GIVEN EXERCISE | Copy every line of the items below word for word, leaving out the pictures.

MATERIAL FOR THIS EXERCISE |
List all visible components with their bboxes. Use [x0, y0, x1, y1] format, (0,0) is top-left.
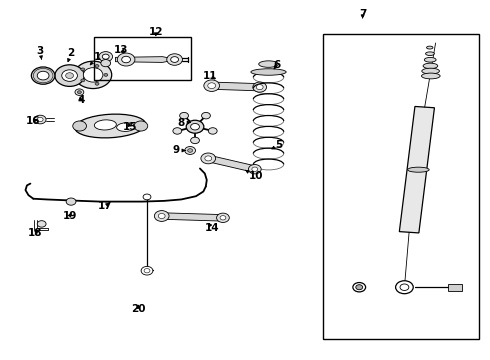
Ellipse shape: [426, 52, 435, 55]
Circle shape: [356, 285, 363, 290]
Polygon shape: [399, 107, 435, 233]
Circle shape: [180, 112, 189, 119]
Text: 16: 16: [26, 116, 41, 126]
Circle shape: [37, 221, 46, 227]
Circle shape: [66, 198, 76, 205]
Ellipse shape: [421, 73, 440, 79]
Circle shape: [66, 73, 74, 78]
Circle shape: [62, 70, 77, 81]
Circle shape: [99, 51, 113, 62]
Circle shape: [252, 167, 258, 171]
Ellipse shape: [422, 68, 440, 74]
Circle shape: [141, 266, 153, 275]
Circle shape: [188, 149, 193, 152]
Ellipse shape: [424, 58, 436, 62]
Circle shape: [208, 128, 217, 134]
Circle shape: [31, 67, 55, 84]
Circle shape: [220, 216, 226, 220]
Text: 17: 17: [98, 201, 113, 211]
Circle shape: [256, 85, 263, 90]
Circle shape: [185, 147, 196, 154]
Circle shape: [395, 281, 413, 294]
Circle shape: [158, 213, 165, 219]
Circle shape: [102, 54, 109, 59]
Circle shape: [81, 68, 85, 71]
Ellipse shape: [75, 114, 146, 138]
Ellipse shape: [95, 120, 116, 130]
Circle shape: [134, 121, 148, 131]
Circle shape: [117, 53, 135, 66]
Circle shape: [104, 73, 108, 76]
Circle shape: [173, 128, 182, 134]
Circle shape: [400, 284, 409, 291]
Text: 3: 3: [37, 46, 44, 59]
Circle shape: [217, 213, 229, 222]
Ellipse shape: [408, 167, 429, 172]
Circle shape: [205, 156, 212, 161]
Polygon shape: [116, 57, 170, 62]
Ellipse shape: [427, 46, 433, 49]
Circle shape: [37, 71, 49, 80]
Circle shape: [171, 57, 178, 62]
Circle shape: [95, 64, 99, 67]
Circle shape: [186, 120, 204, 133]
Circle shape: [101, 59, 111, 67]
Ellipse shape: [251, 69, 286, 75]
Ellipse shape: [117, 123, 135, 131]
Text: 2: 2: [68, 48, 74, 62]
Text: 8: 8: [178, 118, 191, 128]
Circle shape: [248, 165, 261, 174]
Bar: [323, 34, 479, 339]
Text: 20: 20: [131, 304, 146, 314]
Text: 9: 9: [173, 145, 186, 156]
Circle shape: [83, 68, 103, 82]
Circle shape: [144, 269, 150, 273]
Circle shape: [201, 112, 210, 119]
Circle shape: [122, 56, 130, 63]
Circle shape: [167, 54, 182, 65]
Circle shape: [34, 115, 46, 124]
Circle shape: [143, 194, 151, 200]
Circle shape: [204, 80, 220, 91]
Text: 5: 5: [272, 140, 283, 150]
Circle shape: [208, 83, 216, 89]
Text: 12: 12: [148, 27, 163, 37]
Circle shape: [191, 123, 199, 130]
Polygon shape: [162, 213, 223, 221]
Polygon shape: [212, 82, 260, 91]
Circle shape: [253, 82, 267, 92]
Circle shape: [55, 65, 84, 86]
Circle shape: [95, 82, 99, 85]
Text: 14: 14: [204, 222, 219, 233]
Circle shape: [201, 153, 216, 164]
Circle shape: [77, 91, 81, 94]
Polygon shape: [207, 155, 256, 172]
Circle shape: [73, 121, 87, 131]
Text: 11: 11: [202, 71, 217, 81]
Circle shape: [191, 137, 199, 144]
Text: 7: 7: [359, 9, 367, 19]
Circle shape: [74, 61, 112, 89]
Circle shape: [37, 117, 43, 122]
Circle shape: [154, 211, 169, 221]
Text: 19: 19: [62, 211, 77, 221]
Text: 1: 1: [90, 52, 100, 65]
Circle shape: [353, 283, 366, 292]
Ellipse shape: [259, 61, 278, 67]
Ellipse shape: [423, 63, 438, 69]
Text: 15: 15: [122, 122, 137, 132]
Circle shape: [75, 89, 84, 95]
Text: 10: 10: [245, 170, 263, 181]
Text: 6: 6: [273, 60, 280, 70]
Text: 4: 4: [77, 95, 85, 105]
Bar: [94, 37, 191, 80]
Text: 18: 18: [28, 228, 43, 238]
Text: 13: 13: [114, 45, 129, 55]
Bar: [448, 284, 462, 291]
Circle shape: [81, 79, 85, 82]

TASK RESULT |
List all visible components with their bboxes. Use [x0, y0, x1, y1] format, (0,0) is top-left.
Ellipse shape: [426, 52, 435, 55]
Circle shape: [356, 285, 363, 290]
Polygon shape: [399, 107, 435, 233]
Circle shape: [180, 112, 189, 119]
Text: 16: 16: [26, 116, 41, 126]
Circle shape: [37, 221, 46, 227]
Circle shape: [66, 198, 76, 205]
Ellipse shape: [421, 73, 440, 79]
Circle shape: [66, 73, 74, 78]
Circle shape: [62, 70, 77, 81]
Circle shape: [99, 51, 113, 62]
Circle shape: [252, 167, 258, 171]
Ellipse shape: [422, 68, 440, 74]
Circle shape: [141, 266, 153, 275]
Circle shape: [188, 149, 193, 152]
Ellipse shape: [424, 58, 436, 62]
Circle shape: [208, 128, 217, 134]
Circle shape: [31, 67, 55, 84]
Circle shape: [220, 216, 226, 220]
Text: 17: 17: [98, 201, 113, 211]
Circle shape: [256, 85, 263, 90]
Circle shape: [185, 147, 196, 154]
Circle shape: [395, 281, 413, 294]
Circle shape: [158, 213, 165, 219]
Circle shape: [102, 54, 109, 59]
Circle shape: [81, 68, 85, 71]
Ellipse shape: [75, 114, 146, 138]
Ellipse shape: [95, 120, 116, 130]
Circle shape: [134, 121, 148, 131]
Circle shape: [117, 53, 135, 66]
Circle shape: [104, 73, 108, 76]
Circle shape: [173, 128, 182, 134]
Circle shape: [400, 284, 409, 291]
Text: 3: 3: [37, 46, 44, 59]
Circle shape: [217, 213, 229, 222]
Ellipse shape: [408, 167, 429, 172]
Circle shape: [205, 156, 212, 161]
Polygon shape: [116, 57, 170, 62]
Ellipse shape: [427, 46, 433, 49]
Circle shape: [37, 71, 49, 80]
Circle shape: [171, 57, 178, 62]
Circle shape: [95, 64, 99, 67]
Circle shape: [186, 120, 204, 133]
Circle shape: [101, 59, 111, 67]
Ellipse shape: [251, 69, 286, 75]
Ellipse shape: [117, 123, 135, 131]
Text: 2: 2: [68, 48, 74, 62]
Text: 8: 8: [178, 118, 191, 128]
Circle shape: [248, 165, 261, 174]
Bar: [323, 34, 479, 339]
Text: 20: 20: [131, 304, 146, 314]
Text: 9: 9: [173, 145, 186, 156]
Circle shape: [83, 68, 103, 82]
Circle shape: [144, 269, 150, 273]
Circle shape: [201, 112, 210, 119]
Circle shape: [122, 56, 130, 63]
Circle shape: [167, 54, 182, 65]
Circle shape: [34, 115, 46, 124]
Circle shape: [143, 194, 151, 200]
Circle shape: [204, 80, 220, 91]
Text: 5: 5: [272, 140, 283, 150]
Circle shape: [208, 83, 216, 89]
Text: 12: 12: [148, 27, 163, 37]
Circle shape: [191, 123, 199, 130]
Polygon shape: [162, 213, 223, 221]
Polygon shape: [212, 82, 260, 91]
Circle shape: [253, 82, 267, 92]
Circle shape: [55, 65, 84, 86]
Circle shape: [95, 82, 99, 85]
Text: 14: 14: [204, 222, 219, 233]
Circle shape: [201, 153, 216, 164]
Circle shape: [77, 91, 81, 94]
Polygon shape: [207, 155, 256, 172]
Circle shape: [73, 121, 87, 131]
Text: 11: 11: [202, 71, 217, 81]
Circle shape: [191, 137, 199, 144]
Text: 7: 7: [359, 9, 367, 19]
Circle shape: [74, 61, 112, 89]
Circle shape: [37, 117, 43, 122]
Circle shape: [154, 211, 169, 221]
Text: 19: 19: [62, 211, 77, 221]
Text: 1: 1: [90, 52, 100, 65]
Circle shape: [353, 283, 366, 292]
Ellipse shape: [259, 61, 278, 67]
Ellipse shape: [423, 63, 438, 69]
Text: 15: 15: [122, 122, 137, 132]
Circle shape: [75, 89, 84, 95]
Text: 10: 10: [245, 170, 263, 181]
Text: 6: 6: [273, 60, 280, 70]
Text: 4: 4: [77, 95, 85, 105]
Bar: [94, 37, 191, 80]
Text: 18: 18: [28, 228, 43, 238]
Text: 13: 13: [114, 45, 129, 55]
Bar: [448, 284, 462, 291]
Circle shape: [81, 79, 85, 82]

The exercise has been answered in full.